▶ [Task to carry out]:
Repeat all of the data precisely.

++++++++++

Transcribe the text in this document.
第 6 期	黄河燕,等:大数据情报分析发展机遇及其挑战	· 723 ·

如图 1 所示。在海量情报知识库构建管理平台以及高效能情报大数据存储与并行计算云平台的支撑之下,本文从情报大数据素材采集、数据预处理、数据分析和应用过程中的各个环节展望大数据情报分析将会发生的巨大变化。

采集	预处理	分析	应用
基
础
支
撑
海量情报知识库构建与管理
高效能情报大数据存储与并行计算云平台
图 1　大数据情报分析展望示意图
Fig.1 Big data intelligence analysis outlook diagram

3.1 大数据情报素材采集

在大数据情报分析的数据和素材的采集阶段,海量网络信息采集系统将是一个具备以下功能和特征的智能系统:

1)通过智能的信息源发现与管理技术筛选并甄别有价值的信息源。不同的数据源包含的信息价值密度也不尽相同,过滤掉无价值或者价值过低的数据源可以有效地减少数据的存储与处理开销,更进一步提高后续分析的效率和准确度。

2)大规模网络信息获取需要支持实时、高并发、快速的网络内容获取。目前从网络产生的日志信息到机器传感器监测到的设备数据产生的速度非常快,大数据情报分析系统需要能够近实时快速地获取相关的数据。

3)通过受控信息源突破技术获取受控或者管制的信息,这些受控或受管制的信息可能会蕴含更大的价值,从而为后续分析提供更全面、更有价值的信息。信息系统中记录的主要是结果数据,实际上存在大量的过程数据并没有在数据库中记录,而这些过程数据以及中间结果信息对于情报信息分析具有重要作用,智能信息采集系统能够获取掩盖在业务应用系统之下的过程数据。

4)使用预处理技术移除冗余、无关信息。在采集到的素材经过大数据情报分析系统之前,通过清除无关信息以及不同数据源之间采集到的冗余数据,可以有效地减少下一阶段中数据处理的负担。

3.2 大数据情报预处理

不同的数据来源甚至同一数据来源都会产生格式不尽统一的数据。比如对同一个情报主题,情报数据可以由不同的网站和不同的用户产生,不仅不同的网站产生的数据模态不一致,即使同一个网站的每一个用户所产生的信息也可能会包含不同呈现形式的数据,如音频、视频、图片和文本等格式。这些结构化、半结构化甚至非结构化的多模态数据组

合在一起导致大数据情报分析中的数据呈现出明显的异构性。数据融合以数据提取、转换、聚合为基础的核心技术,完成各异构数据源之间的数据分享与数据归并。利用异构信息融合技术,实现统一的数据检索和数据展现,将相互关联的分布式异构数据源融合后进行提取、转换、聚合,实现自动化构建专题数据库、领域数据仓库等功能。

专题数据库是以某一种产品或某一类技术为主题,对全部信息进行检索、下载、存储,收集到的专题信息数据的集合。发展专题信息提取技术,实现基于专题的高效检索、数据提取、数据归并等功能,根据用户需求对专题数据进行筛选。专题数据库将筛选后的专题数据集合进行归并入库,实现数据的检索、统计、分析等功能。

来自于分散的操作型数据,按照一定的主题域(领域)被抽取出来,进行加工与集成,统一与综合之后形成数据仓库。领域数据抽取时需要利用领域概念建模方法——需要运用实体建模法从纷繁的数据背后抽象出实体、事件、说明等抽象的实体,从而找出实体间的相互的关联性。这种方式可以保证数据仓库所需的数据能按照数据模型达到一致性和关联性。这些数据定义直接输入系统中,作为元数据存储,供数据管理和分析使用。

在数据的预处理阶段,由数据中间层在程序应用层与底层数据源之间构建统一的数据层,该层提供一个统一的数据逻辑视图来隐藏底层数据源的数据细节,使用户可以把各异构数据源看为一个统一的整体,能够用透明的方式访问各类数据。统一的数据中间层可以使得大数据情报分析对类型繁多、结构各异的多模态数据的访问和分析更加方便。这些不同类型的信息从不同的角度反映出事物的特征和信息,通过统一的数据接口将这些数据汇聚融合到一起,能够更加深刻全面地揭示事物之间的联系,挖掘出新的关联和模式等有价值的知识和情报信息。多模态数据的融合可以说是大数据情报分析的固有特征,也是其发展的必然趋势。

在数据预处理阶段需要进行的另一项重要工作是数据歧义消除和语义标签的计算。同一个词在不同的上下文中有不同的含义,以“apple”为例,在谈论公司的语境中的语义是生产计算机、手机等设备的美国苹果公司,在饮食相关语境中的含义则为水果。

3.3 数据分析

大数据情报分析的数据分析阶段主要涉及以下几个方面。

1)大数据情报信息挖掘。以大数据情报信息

++++++++++

▶ [Solution to this exercise]:
Transcribe the text in this document.
第 6 期	黄河燕,等:大数据情报分析发展机遇及其挑战	· 723 ·

如图 1 所示。在海量情报知识库构建管理平台以及高效能情报大数据存储与并行计算云平台的支撑之下,本文从情报大数据素材采集、数据预处理、数据分析和应用过程中的各个环节展望大数据情报分析将会发生的巨大变化。

采集	预处理	分析	应用
基
础
支
撑
海量情报知识库构建与管理
高效能情报大数据存储与并行计算云平台
图 1　大数据情报分析展望示意图
Fig.1 Big data intelligence analysis outlook diagram

3.1 大数据情报素材采集

在大数据情报分析的数据和素材的采集阶段,海量网络信息采集系统将是一个具备以下功能和特征的智能系统:

1)通过智能的信息源发现与管理技术筛选并甄别有价值的信息源。不同的数据源包含的信息价值密度也不尽相同,过滤掉无价值或者价值过低的数据源可以有效地减少数据的存储与处理开销,更进一步提高后续分析的效率和准确度。

2)大规模网络信息获取需要支持实时、高并发、快速的网络内容获取。目前从网络产生的日志信息到机器传感器监测到的设备数据产生的速度非常快,大数据情报分析系统需要能够近实时快速地获取相关的数据。

3)通过受控信息源突破技术获取受控或者管制的信息,这些受控或受管制的信息可能会蕴含更大的价值,从而为后续分析提供更全面、更有价值的信息。信息系统中记录的主要是结果数据,实际上存在大量的过程数据并没有在数据库中记录,而这些过程数据以及中间结果信息对于情报信息分析具有重要作用,智能信息采集系统能够获取掩盖在业务应用系统之下的过程数据。

4)使用预处理技术移除冗余、无关信息。在采集到的素材经过大数据情报分析系统之前,通过清除无关信息以及不同数据源之间采集到的冗余数据,可以有效地减少下一阶段中数据处理的负担。

3.2 大数据情报预处理

不同的数据来源甚至同一数据来源都会产生格式不尽统一的数据。比如对同一个情报主题,情报数据可以由不同的网站和不同的用户产生,不仅不同的网站产生的数据模态不一致,即使同一个网站的每一个用户所产生的信息也可能会包含不同呈现形式的数据,如音频、视频、图片和文本等格式。这些结构化、半结构化甚至非结构化的多模态数据组

合在一起导致大数据情报分析中的数据呈现出明显的异构性。数据融合以数据提取、转换、聚合为基础的核心技术,完成各异构数据源之间的数据分享与数据归并。利用异构信息融合技术,实现统一的数据检索和数据展现,将相互关联的分布式异构数据源融合后进行提取、转换、聚合,实现自动化构建专题数据库、领域数据仓库等功能。

专题数据库是以某一种产品或某一类技术为主题,对全部信息进行检索、下载、存储,收集到的专题信息数据的集合。发展专题信息提取技术,实现基于专题的高效检索、数据提取、数据归并等功能,根据用户需求对专题数据进行筛选。专题数据库将筛选后的专题数据集合进行归并入库,实现数据的检索、统计、分析等功能。

来自于分散的操作型数据,按照一定的主题域(领域)被抽取出来,进行加工与集成,统一与综合之后形成数据仓库。领域数据抽取时需要利用领域概念建模方法——需要运用实体建模法从纷繁的数据背后抽象出实体、事件、说明等抽象的实体,从而找出实体间的相互的关联性。这种方式可以保证数据仓库所需的数据能按照数据模型达到一致性和关联性。这些数据定义直接输入系统中,作为元数据存储,供数据管理和分析使用。

在数据的预处理阶段,由数据中间层在程序应用层与底层数据源之间构建统一的数据层,该层提供一个统一的数据逻辑视图来隐藏底层数据源的数据细节,使用户可以把各异构数据源看为一个统一的整体,能够用透明的方式访问各类数据。统一的数据中间层可以使得大数据情报分析对类型繁多、结构各异的多模态数据的访问和分析更加方便。这些不同类型的信息从不同的角度反映出事物的特征和信息,通过统一的数据接口将这些数据汇聚融合到一起,能够更加深刻全面地揭示事物之间的联系,挖掘出新的关联和模式等有价值的知识和情报信息。多模态数据的融合可以说是大数据情报分析的固有特征,也是其发展的必然趋势。

在数据预处理阶段需要进行的另一项重要工作是数据歧义消除和语义标签的计算。同一个词在不同的上下文中有不同的含义,以“apple”为例,在谈论公司的语境中的语义是生产计算机、手机等设备的美国苹果公司,在饮食相关语境中的含义则为水果。

3.3 数据分析

大数据情报分析的数据分析阶段主要涉及以下几个方面。

1)大数据情报信息挖掘。以大数据情报信息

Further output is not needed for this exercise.